[Start THE INPUT]
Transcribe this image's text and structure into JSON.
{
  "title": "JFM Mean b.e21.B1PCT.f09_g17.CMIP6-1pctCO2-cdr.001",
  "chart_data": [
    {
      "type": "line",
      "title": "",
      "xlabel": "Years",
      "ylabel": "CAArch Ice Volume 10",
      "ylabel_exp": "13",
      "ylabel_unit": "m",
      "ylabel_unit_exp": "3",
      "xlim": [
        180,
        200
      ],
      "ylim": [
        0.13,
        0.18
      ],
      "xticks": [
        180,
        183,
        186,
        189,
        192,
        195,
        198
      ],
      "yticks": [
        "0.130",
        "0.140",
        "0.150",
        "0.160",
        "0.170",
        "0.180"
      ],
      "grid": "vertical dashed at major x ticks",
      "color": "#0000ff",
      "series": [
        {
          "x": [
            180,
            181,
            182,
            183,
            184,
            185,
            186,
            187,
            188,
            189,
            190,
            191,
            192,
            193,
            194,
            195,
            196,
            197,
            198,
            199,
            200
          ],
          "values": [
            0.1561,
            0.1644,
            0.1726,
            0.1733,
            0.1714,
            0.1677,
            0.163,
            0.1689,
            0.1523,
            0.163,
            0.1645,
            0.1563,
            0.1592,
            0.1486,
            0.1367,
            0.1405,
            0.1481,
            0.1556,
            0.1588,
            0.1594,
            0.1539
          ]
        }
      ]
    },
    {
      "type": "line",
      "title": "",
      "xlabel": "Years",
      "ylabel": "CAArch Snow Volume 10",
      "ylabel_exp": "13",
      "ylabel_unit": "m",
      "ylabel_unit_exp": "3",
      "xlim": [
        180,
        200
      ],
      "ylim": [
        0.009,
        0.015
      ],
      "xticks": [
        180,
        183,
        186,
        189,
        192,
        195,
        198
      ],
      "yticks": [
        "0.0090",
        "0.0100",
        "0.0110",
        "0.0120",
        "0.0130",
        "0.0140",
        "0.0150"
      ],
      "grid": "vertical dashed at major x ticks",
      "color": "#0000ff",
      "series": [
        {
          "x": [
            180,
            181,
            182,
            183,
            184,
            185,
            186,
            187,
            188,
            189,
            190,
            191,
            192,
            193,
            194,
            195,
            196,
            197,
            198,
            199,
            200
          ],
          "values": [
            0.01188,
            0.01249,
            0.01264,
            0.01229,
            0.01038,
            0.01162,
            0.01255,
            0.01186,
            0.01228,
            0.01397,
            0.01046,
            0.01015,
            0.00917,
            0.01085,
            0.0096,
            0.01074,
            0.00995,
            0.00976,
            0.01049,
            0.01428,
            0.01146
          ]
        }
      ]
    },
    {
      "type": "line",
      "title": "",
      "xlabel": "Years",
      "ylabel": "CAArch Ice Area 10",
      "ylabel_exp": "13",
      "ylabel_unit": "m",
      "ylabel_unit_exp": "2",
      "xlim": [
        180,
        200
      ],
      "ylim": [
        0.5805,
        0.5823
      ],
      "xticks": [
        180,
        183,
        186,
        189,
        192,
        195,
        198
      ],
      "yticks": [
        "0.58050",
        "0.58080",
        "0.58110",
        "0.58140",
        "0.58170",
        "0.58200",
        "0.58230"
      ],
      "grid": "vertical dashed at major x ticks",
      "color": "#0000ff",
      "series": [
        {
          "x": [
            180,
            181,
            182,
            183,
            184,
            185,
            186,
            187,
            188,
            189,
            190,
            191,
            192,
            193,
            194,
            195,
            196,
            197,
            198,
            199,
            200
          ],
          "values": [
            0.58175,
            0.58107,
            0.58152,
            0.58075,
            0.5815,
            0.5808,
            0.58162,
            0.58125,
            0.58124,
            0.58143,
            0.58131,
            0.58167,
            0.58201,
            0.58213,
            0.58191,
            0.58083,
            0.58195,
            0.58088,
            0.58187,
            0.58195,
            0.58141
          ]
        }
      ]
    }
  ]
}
[End THE INPUT]
◆ GIVEN REQUEST
Recite the full listing above exactly.

◆ SOLVED EXERCISE
Transcribe this image's text and structure into JSON.
{
  "title": "JFM Mean b.e21.B1PCT.f09_g17.CMIP6-1pctCO2-cdr.001",
  "chart_data": [
    {
      "type": "line",
      "title": "",
      "xlabel": "Years",
      "ylabel": "CAArch Ice Volume 10",
      "ylabel_exp": "13",
      "ylabel_unit": "m",
      "ylabel_unit_exp": "3",
      "xlim": [
        180,
        200
      ],
      "ylim": [
        0.13,
        0.18
      ],
      "xticks": [
        180,
        183,
        186,
        189,
        192,
        195,
        198
      ],
      "yticks": [
        "0.130",
        "0.140",
        "0.150",
        "0.160",
        "0.170",
        "0.180"
      ],
      "grid": "vertical dashed at major x ticks",
      "color": "#0000ff",
      "series": [
        {
          "x": [
            180,
            181,
            182,
            183,
            184,
            185,
            186,
            187,
            188,
            189,
            190,
            191,
            192,
            193,
            194,
            195,
            196,
            197,
            198,
            199,
            200
          ],
          "values": [
            0.1561,
            0.1644,
            0.1726,
            0.1733,
            0.1714,
            0.1677,
            0.163,
            0.1689,
            0.1523,
            0.163,
            0.1645,
            0.1563,
            0.1592,
            0.1486,
            0.1367,
            0.1405,
            0.1481,
            0.1556,
            0.1588,
            0.1594,
            0.1539
          ]
        }
      ]
    },
    {
      "type": "line",
      "title": "",
      "xlabel": "Years",
      "ylabel": "CAArch Snow Volume 10",
      "ylabel_exp": "13",
      "ylabel_unit": "m",
      "ylabel_unit_exp": "3",
      "xlim": [
        180,
        200
      ],
      "ylim": [
        0.009,
        0.015
      ],
      "xticks": [
        180,
        183,
        186,
        189,
        192,
        195,
        198
      ],
      "yticks": [
        "0.0090",
        "0.0100",
        "0.0110",
        "0.0120",
        "0.0130",
        "0.0140",
        "0.0150"
      ],
      "grid": "vertical dashed at major x ticks",
      "color": "#0000ff",
      "series": [
        {
          "x": [
            180,
            181,
            182,
            183,
            184,
            185,
            186,
            187,
            188,
            189,
            190,
            191,
            192,
            193,
            194,
            195,
            196,
            197,
            198,
            199,
            200
          ],
          "values": [
            0.01188,
            0.01249,
            0.01264,
            0.01229,
            0.01038,
            0.01162,
            0.01255,
            0.01186,
            0.01228,
            0.01397,
            0.01046,
            0.01015,
            0.00917,
            0.01085,
            0.0096,
            0.01074,
            0.00995,
            0.00976,
            0.01049,
            0.01428,
            0.01146
          ]
        }
      ]
    },
    {
      "type": "line",
      "title": "",
      "xlabel": "Years",
      "ylabel": "CAArch Ice Area 10",
      "ylabel_exp": "13",
      "ylabel_unit": "m",
      "ylabel_unit_exp": "2",
      "xlim": [
        180,
        200
      ],
      "ylim": [
        0.5805,
        0.5823
      ],
      "xticks": [
        180,
        183,
        186,
        189,
        192,
        195,
        198
      ],
      "yticks": [
        "0.58050",
        "0.58080",
        "0.58110",
        "0.58140",
        "0.58170",
        "0.58200",
        "0.58230"
      ],
      "grid": "vertical dashed at major x ticks",
      "color": "#0000ff",
      "series": [
        {
          "x": [
            180,
            181,
            182,
            183,
            184,
            185,
            186,
            187,
            188,
            189,
            190,
            191,
            192,
            193,
            194,
            195,
            196,
            197,
            198,
            199,
            200
          ],
          "values": [
            0.58175,
            0.58107,
            0.58152,
            0.58075,
            0.5815,
            0.5808,
            0.58162,
            0.58125,
            0.58124,
            0.58143,
            0.58131,
            0.58167,
            0.58201,
            0.58213,
            0.58191,
            0.58083,
            0.58195,
            0.58088,
            0.58187,
            0.58195,
            0.58141
          ]
        }
      ]
    }
  ]
}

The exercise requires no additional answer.